Exercise instructions: Pictures aside, repeat every entry exactly.

Data listing:
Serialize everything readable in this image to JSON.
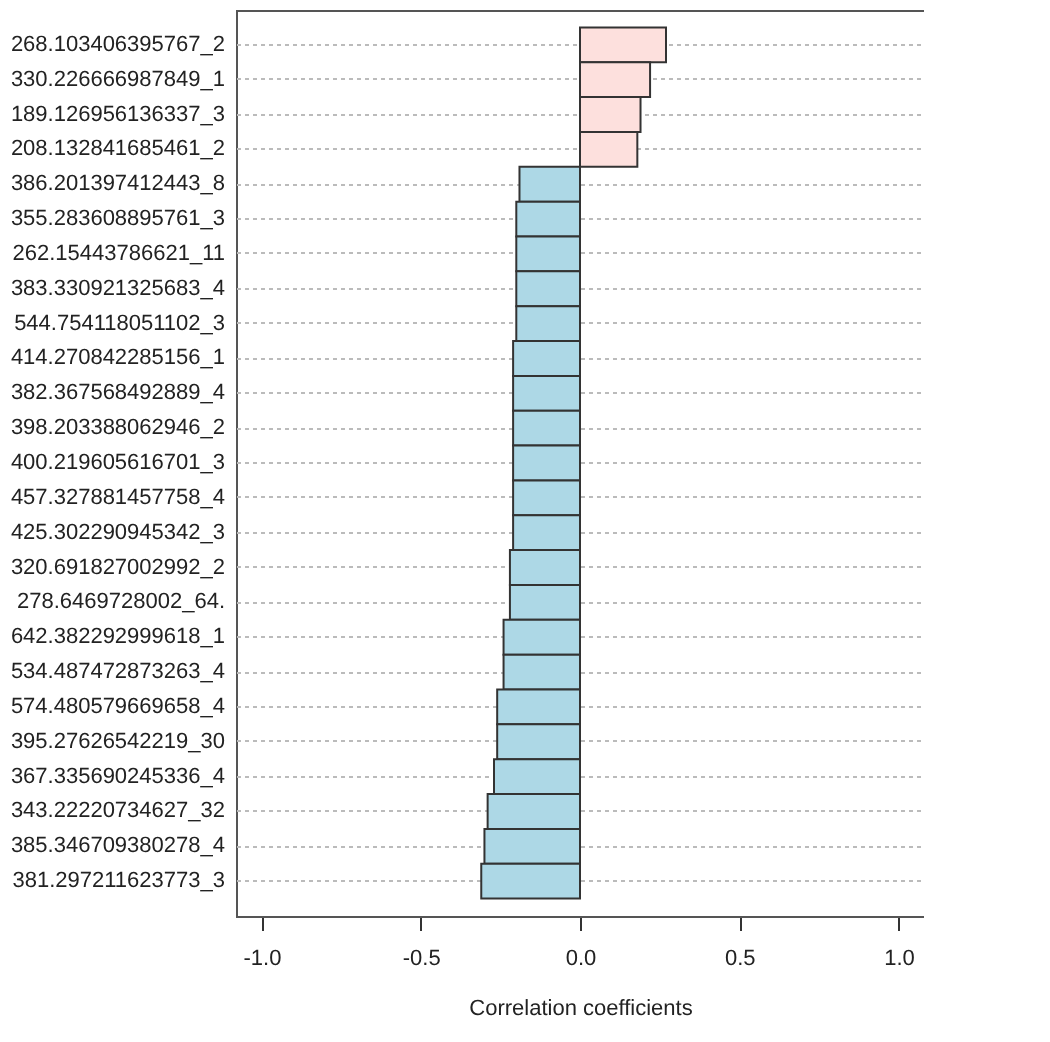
{
  "chart_data": {
    "type": "bar",
    "orientation": "horizontal",
    "xlabel": "Correlation coefficients",
    "categories": [
      "268.103406395767_2",
      "330.226666987849_1",
      "189.126956136337_3",
      "208.132841685461_2",
      "386.201397412443_8",
      "355.283608895761_3",
      "262.15443786621_11",
      "383.330921325683_4",
      "544.754118051102_3",
      "414.270842285156_1",
      "382.367568492889_4",
      "398.203388062946_2",
      "400.219605616701_3",
      "457.327881457758_4",
      "425.302290945342_3",
      "320.691827002992_2",
      "278.6469728002_64.",
      "642.382292999618_1",
      "534.487472873263_4",
      "574.480579669658_4",
      "395.27626542219_30",
      "367.335690245336_4",
      "343.22220734627_32",
      "385.346709380278_4",
      "381.297211623773_3"
    ],
    "values": [
      0.27,
      0.22,
      0.19,
      0.18,
      -0.19,
      -0.2,
      -0.2,
      -0.2,
      -0.2,
      -0.21,
      -0.21,
      -0.21,
      -0.21,
      -0.21,
      -0.21,
      -0.22,
      -0.22,
      -0.24,
      -0.24,
      -0.26,
      -0.26,
      -0.27,
      -0.29,
      -0.3,
      -0.31
    ],
    "colors": [
      "#fde0dd",
      "#fde0dd",
      "#fde0dd",
      "#fde0dd",
      "#add8e6",
      "#add8e6",
      "#add8e6",
      "#add8e6",
      "#add8e6",
      "#add8e6",
      "#add8e6",
      "#add8e6",
      "#add8e6",
      "#add8e6",
      "#add8e6",
      "#add8e6",
      "#add8e6",
      "#add8e6",
      "#add8e6",
      "#add8e6",
      "#add8e6",
      "#add8e6",
      "#add8e6",
      "#add8e6",
      "#add8e6"
    ],
    "xlim": [
      -1.08,
      1.08
    ],
    "xticks": [
      {
        "value": -1,
        "label": "-1.0"
      },
      {
        "value": -0.5,
        "label": "-0.5"
      },
      {
        "value": 0,
        "label": "0.0"
      },
      {
        "value": 0.5,
        "label": "0.5"
      },
      {
        "value": 1,
        "label": "1.0"
      }
    ],
    "grid": "y"
  }
}
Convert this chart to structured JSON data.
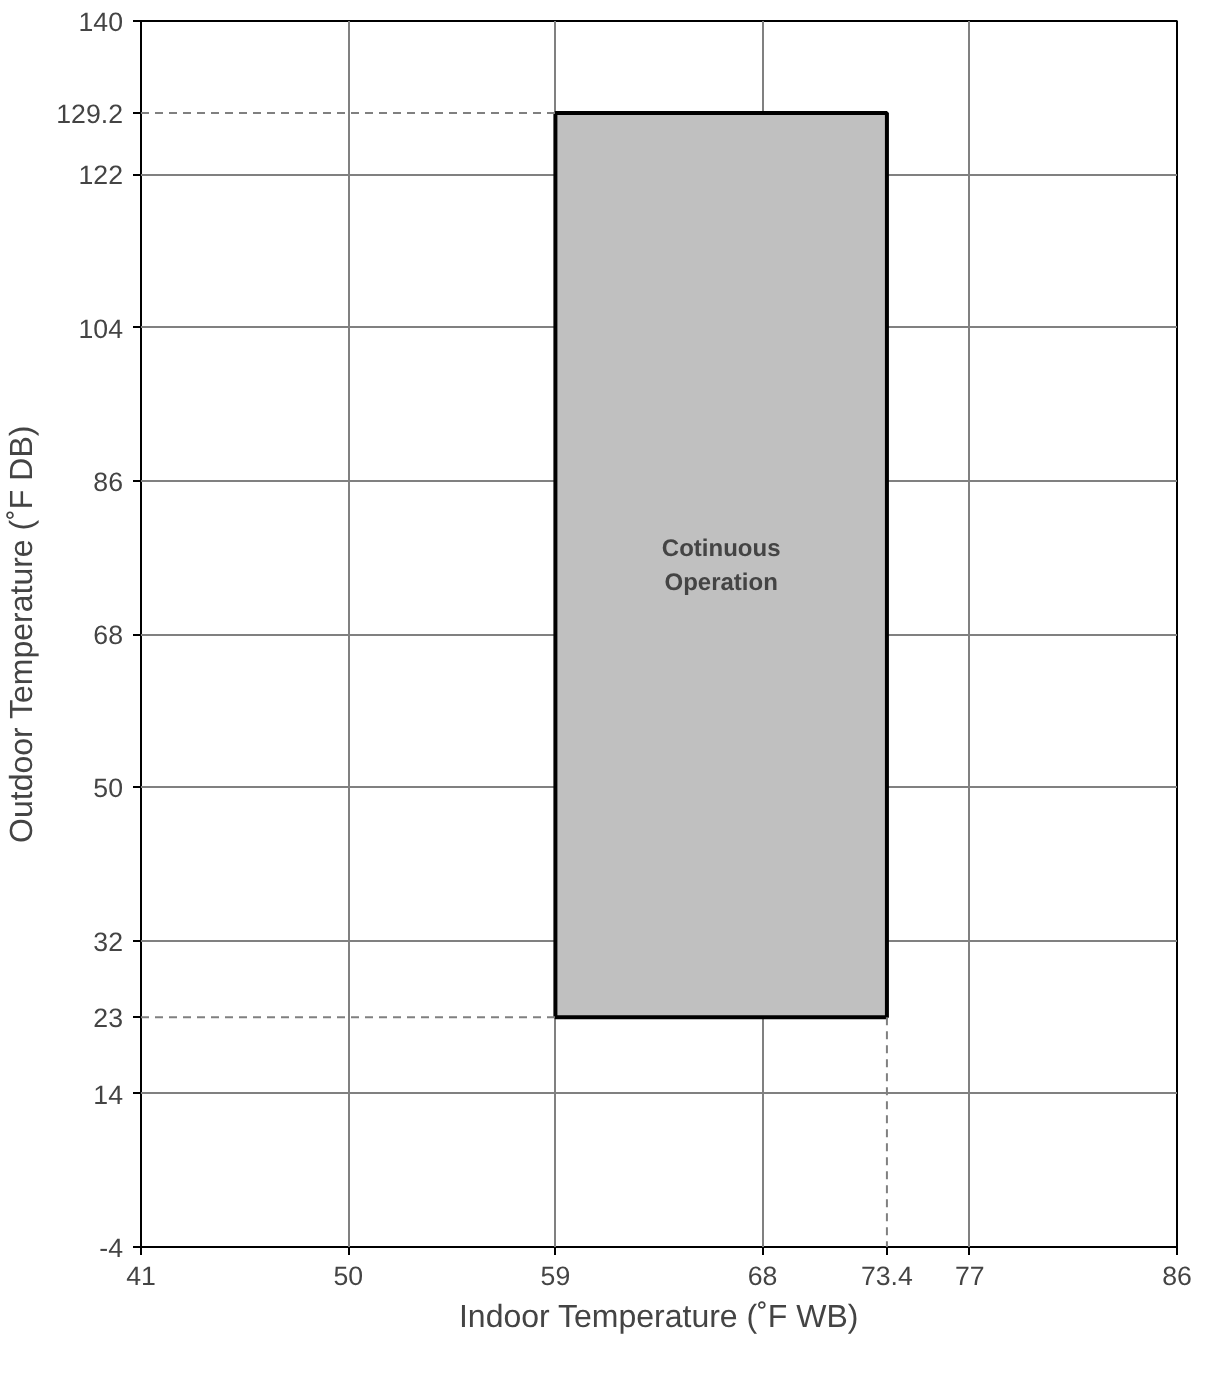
{
  "chart_data": {
    "type": "area",
    "xlabel": "Indoor Temperature (˚F WB)",
    "ylabel": "Outdoor Temperature (˚F DB)",
    "xlim": [
      41,
      86
    ],
    "xticks": [
      41,
      50,
      59,
      68,
      73.4,
      77,
      86
    ],
    "ylim": [
      -4,
      140
    ],
    "yticks": [
      -4,
      14,
      23,
      32,
      50,
      68,
      86,
      104,
      122,
      129.2,
      140
    ],
    "grid": true,
    "series": [
      {
        "color": "#c0c0c0",
        "x": [
          59,
          59,
          73.4,
          73.4
        ],
        "values": [
          23,
          129.2,
          129.2,
          23
        ]
      },
      {
        "type": "line",
        "color": "#808080",
        "line_style": "dashed",
        "x": [
          41,
          59
        ],
        "values": [
          129.2,
          129.2
        ]
      },
      {
        "type": "line",
        "color": "#808080",
        "line_style": "dashed",
        "x": [
          41,
          59
        ],
        "values": [
          23,
          23
        ]
      },
      {
        "type": "line",
        "color": "#808080",
        "line_style": "dashed",
        "x": [
          73.4,
          73.4
        ],
        "values": [
          23,
          -4
        ]
      }
    ],
    "annotations": [
      "Cotinuous\nOperation"
    ]
  }
}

Expected output:
Serialize everything readable in this image to JSON.
{
  "chart_data": {
    "type": "bar",
    "orientation": "horizontal",
    "xlabel": "Correlation coefficients",
    "categories": [
      "268.103406395767_2",
      "330.226666987849_1",
      "189.126956136337_3",
      "208.132841685461_2",
      "386.201397412443_8",
      "355.283608895761_3",
      "262.15443786621_11",
      "383.330921325683_4",
      "544.754118051102_3",
      "414.270842285156_1",
      "382.367568492889_4",
      "398.203388062946_2",
      "400.219605616701_3",
      "457.327881457758_4",
      "425.302290945342_3",
      "320.691827002992_2",
      "278.6469728002_64.",
      "642.382292999618_1",
      "534.487472873263_4",
      "574.480579669658_4",
      "395.27626542219_30",
      "367.335690245336_4",
      "343.22220734627_32",
      "385.346709380278_4",
      "381.297211623773_3"
    ],
    "values": [
      0.27,
      0.22,
      0.19,
      0.18,
      -0.19,
      -0.2,
      -0.2,
      -0.2,
      -0.2,
      -0.21,
      -0.21,
      -0.21,
      -0.21,
      -0.21,
      -0.21,
      -0.22,
      -0.22,
      -0.24,
      -0.24,
      -0.26,
      -0.26,
      -0.27,
      -0.29,
      -0.3,
      -0.31
    ],
    "colors": [
      "#fde0dd",
      "#fde0dd",
      "#fde0dd",
      "#fde0dd",
      "#add8e6",
      "#add8e6",
      "#add8e6",
      "#add8e6",
      "#add8e6",
      "#add8e6",
      "#add8e6",
      "#add8e6",
      "#add8e6",
      "#add8e6",
      "#add8e6",
      "#add8e6",
      "#add8e6",
      "#add8e6",
      "#add8e6",
      "#add8e6",
      "#add8e6",
      "#add8e6",
      "#add8e6",
      "#add8e6",
      "#add8e6"
    ],
    "xlim": [
      -1.08,
      1.08
    ],
    "xticks": [
      {
        "value": -1,
        "label": "-1.0"
      },
      {
        "value": -0.5,
        "label": "-0.5"
      },
      {
        "value": 0,
        "label": "0.0"
      },
      {
        "value": 0.5,
        "label": "0.5"
      },
      {
        "value": 1,
        "label": "1.0"
      }
    ],
    "grid": "y"
  }
}
Convert this chart to structured JSON data.
{
  "chart_data": {
    "type": "area",
    "xlabel": "Indoor Temperature (˚F WB)",
    "ylabel": "Outdoor Temperature (˚F DB)",
    "xlim": [
      41,
      86
    ],
    "xticks": [
      41,
      50,
      59,
      68,
      73.4,
      77,
      86
    ],
    "ylim": [
      -4,
      140
    ],
    "yticks": [
      -4,
      14,
      23,
      32,
      50,
      68,
      86,
      104,
      122,
      129.2,
      140
    ],
    "grid": true,
    "series": [
      {
        "color": "#c0c0c0",
        "x": [
          59,
          59,
          73.4,
          73.4
        ],
        "values": [
          23,
          129.2,
          129.2,
          23
        ]
      },
      {
        "type": "line",
        "color": "#808080",
        "line_style": "dashed",
        "x": [
          41,
          59
        ],
        "values": [
          129.2,
          129.2
        ]
      },
      {
        "type": "line",
        "color": "#808080",
        "line_style": "dashed",
        "x": [
          41,
          59
        ],
        "values": [
          23,
          23
        ]
      },
      {
        "type": "line",
        "color": "#808080",
        "line_style": "dashed",
        "x": [
          73.4,
          73.4
        ],
        "values": [
          23,
          -4
        ]
      }
    ],
    "annotations": [
      "Cotinuous\nOperation"
    ]
  }
}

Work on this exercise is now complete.